• _What this task involves_: Count the lines in the records below that contain the word "download", and reply with only that number.

• _Data records_:
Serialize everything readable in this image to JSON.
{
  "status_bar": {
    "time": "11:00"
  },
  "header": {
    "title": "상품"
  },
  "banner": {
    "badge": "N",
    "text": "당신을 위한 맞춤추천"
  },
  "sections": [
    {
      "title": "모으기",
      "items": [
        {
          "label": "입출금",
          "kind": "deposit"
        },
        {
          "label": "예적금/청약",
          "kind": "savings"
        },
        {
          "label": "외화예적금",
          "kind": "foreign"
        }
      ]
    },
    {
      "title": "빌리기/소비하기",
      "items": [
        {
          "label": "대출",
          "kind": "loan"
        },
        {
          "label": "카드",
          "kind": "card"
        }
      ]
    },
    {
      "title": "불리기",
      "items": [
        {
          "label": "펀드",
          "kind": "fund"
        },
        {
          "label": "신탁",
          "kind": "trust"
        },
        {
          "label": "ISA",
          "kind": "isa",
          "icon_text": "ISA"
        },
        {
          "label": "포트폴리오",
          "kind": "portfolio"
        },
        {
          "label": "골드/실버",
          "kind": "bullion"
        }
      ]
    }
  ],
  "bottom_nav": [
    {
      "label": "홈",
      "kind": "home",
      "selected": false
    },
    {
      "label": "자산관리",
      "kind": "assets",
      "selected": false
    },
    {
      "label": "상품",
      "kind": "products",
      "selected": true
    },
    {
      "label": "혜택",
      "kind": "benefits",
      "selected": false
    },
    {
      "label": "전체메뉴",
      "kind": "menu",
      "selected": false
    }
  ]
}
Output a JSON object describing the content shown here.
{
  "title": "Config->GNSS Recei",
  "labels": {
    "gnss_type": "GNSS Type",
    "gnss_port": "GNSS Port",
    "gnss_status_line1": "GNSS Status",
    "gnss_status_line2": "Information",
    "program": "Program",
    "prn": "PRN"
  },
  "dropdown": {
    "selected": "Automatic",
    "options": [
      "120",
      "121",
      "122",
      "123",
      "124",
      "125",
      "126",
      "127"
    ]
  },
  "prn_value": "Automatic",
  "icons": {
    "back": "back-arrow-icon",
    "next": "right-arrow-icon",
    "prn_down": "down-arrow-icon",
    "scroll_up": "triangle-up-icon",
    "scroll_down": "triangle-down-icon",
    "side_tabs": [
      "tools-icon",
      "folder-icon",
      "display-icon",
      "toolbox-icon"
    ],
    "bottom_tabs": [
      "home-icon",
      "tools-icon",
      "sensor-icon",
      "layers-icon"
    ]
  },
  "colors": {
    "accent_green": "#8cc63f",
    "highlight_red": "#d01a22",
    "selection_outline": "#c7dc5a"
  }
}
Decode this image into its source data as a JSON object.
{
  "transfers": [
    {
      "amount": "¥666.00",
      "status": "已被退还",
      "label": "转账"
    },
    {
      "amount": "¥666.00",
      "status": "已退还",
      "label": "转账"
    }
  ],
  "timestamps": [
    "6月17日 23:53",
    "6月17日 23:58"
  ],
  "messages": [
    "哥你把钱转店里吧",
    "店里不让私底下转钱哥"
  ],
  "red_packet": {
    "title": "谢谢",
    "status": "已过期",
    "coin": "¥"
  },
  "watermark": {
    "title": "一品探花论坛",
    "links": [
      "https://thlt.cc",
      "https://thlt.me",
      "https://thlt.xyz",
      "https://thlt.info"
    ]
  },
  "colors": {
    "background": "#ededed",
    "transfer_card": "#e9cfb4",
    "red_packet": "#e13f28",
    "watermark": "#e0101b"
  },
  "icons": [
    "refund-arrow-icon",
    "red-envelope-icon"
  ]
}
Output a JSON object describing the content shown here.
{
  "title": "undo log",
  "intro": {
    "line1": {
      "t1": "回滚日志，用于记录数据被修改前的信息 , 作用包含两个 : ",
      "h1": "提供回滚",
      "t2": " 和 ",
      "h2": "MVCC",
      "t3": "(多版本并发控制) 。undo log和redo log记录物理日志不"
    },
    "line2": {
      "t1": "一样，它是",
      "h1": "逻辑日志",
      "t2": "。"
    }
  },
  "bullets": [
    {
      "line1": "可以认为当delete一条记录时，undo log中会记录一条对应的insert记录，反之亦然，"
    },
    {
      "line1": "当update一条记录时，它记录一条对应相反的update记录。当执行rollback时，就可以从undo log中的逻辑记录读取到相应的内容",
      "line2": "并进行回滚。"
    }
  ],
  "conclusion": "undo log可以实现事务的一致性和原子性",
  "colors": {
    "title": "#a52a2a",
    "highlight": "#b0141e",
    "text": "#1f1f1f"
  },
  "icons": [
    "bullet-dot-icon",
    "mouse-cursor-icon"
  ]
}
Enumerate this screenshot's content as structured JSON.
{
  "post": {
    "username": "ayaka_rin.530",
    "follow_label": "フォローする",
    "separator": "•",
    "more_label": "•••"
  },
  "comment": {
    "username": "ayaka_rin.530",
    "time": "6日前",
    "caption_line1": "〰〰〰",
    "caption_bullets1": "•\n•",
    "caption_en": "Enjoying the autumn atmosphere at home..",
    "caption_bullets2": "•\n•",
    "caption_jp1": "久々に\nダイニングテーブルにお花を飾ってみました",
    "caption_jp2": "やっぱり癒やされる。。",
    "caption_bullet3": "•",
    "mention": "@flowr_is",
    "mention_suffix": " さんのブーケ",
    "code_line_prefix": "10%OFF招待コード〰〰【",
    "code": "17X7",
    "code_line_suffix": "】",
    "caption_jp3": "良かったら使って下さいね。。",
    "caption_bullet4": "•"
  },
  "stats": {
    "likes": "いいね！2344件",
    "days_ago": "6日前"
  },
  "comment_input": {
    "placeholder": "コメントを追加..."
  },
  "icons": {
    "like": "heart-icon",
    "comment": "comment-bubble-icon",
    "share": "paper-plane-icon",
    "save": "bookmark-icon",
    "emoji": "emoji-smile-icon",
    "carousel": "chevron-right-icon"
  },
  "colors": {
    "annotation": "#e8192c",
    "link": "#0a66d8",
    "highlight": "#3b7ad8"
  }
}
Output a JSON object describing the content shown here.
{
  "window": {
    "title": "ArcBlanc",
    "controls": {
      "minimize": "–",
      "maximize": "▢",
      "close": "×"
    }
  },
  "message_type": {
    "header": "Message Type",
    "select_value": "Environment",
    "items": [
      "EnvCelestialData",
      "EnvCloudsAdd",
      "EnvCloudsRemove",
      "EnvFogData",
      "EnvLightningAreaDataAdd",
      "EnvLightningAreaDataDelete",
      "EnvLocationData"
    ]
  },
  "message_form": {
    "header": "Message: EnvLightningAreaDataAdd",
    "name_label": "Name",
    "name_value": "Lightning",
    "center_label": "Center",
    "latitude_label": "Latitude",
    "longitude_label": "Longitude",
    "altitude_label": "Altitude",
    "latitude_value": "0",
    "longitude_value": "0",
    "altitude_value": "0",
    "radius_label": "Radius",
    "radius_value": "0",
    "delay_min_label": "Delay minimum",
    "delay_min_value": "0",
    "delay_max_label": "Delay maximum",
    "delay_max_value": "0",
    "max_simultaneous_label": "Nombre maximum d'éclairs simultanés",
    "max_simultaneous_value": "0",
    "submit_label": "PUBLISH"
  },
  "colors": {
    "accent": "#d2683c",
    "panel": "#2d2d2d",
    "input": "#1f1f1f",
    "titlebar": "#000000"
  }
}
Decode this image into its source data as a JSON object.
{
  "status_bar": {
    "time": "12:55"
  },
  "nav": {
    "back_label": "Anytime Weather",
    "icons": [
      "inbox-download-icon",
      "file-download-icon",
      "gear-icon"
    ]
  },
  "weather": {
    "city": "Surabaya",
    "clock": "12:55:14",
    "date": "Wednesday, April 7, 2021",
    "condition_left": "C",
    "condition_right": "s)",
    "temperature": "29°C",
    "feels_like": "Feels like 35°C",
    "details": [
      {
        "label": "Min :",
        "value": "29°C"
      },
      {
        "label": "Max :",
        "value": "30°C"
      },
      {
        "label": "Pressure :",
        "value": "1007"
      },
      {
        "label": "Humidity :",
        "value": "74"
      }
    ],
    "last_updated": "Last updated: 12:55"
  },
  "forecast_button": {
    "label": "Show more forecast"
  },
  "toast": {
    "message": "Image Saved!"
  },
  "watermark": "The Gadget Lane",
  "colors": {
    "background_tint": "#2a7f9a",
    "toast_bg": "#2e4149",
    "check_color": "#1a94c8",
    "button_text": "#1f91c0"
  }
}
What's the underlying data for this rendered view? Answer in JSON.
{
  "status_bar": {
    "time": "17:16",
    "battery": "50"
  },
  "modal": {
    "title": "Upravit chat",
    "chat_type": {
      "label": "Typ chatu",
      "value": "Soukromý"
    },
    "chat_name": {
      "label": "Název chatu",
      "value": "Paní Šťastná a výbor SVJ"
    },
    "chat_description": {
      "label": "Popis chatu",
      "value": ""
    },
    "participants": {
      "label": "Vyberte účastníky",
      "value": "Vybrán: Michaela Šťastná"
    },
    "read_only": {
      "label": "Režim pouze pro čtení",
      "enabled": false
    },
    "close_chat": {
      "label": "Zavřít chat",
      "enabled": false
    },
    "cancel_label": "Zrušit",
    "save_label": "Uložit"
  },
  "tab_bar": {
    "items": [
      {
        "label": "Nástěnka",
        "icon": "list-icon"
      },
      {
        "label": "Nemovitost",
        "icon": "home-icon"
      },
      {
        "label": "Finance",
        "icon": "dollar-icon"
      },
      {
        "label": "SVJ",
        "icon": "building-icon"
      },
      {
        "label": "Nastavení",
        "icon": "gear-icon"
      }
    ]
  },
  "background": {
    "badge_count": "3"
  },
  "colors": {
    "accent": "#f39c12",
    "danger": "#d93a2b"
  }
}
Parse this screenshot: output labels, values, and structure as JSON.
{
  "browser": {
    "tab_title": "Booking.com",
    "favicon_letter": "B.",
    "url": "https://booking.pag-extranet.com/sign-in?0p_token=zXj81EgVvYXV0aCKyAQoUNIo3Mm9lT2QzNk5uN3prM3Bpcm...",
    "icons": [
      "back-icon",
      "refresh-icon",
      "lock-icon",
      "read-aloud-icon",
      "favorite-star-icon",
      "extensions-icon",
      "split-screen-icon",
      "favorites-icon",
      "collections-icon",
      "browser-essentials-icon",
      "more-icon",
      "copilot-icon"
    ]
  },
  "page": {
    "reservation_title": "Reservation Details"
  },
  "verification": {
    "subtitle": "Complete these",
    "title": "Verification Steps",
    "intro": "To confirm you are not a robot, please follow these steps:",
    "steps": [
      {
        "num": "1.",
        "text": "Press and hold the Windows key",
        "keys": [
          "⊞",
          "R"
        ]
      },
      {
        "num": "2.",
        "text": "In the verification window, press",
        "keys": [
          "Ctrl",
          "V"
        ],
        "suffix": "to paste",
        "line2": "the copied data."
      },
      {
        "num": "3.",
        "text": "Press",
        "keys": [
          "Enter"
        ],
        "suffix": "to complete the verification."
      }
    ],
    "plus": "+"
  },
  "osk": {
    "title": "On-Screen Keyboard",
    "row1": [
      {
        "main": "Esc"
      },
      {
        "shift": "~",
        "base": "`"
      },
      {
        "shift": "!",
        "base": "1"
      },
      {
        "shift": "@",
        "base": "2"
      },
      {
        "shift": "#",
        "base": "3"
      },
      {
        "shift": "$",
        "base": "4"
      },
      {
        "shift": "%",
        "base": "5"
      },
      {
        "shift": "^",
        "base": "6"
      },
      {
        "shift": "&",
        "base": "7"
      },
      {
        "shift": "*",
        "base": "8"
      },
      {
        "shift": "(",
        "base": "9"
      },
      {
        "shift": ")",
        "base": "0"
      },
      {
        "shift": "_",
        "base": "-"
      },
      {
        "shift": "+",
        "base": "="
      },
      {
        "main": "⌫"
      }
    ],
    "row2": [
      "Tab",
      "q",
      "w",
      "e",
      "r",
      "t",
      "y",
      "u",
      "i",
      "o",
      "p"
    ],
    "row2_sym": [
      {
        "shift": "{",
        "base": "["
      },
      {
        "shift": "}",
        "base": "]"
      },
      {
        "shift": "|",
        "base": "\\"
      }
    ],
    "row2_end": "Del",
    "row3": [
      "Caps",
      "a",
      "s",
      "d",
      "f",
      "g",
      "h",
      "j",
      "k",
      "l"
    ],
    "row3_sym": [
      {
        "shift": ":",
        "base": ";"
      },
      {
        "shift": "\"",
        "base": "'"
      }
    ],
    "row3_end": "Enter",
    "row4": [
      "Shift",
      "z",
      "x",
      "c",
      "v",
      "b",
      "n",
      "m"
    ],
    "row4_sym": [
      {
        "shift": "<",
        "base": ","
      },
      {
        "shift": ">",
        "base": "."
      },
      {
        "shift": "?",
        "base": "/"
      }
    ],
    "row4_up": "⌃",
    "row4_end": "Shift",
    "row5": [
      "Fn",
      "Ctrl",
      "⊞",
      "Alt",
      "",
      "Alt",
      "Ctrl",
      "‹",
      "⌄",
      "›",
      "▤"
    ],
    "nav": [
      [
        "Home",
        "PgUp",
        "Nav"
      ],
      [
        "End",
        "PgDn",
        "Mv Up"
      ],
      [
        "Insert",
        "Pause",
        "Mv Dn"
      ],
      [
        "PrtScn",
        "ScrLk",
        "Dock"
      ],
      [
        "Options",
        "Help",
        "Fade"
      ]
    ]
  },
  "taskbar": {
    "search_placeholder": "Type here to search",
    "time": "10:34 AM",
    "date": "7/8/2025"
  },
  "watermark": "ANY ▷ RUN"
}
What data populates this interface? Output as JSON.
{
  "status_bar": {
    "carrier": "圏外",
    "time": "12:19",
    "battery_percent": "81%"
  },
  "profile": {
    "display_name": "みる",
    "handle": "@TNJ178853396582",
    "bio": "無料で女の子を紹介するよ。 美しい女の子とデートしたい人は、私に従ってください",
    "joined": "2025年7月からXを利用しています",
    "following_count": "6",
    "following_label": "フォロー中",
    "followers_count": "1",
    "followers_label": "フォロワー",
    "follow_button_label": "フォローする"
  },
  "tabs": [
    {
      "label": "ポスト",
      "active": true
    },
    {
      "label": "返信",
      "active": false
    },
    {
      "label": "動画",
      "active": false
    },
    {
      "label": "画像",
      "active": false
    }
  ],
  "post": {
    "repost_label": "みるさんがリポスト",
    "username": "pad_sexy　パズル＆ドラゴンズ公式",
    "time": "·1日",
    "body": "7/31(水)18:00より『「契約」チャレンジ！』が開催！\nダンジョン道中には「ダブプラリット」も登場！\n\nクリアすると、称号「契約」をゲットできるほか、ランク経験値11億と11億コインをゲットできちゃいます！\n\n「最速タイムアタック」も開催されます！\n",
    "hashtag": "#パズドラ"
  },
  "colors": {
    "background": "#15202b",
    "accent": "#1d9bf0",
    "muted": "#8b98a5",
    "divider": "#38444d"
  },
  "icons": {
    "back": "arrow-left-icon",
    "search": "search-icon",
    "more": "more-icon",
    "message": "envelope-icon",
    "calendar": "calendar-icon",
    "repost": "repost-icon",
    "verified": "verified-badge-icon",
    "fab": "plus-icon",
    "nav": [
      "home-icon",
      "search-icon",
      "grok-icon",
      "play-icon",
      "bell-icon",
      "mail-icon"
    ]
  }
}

• _Response for this exercise_: 2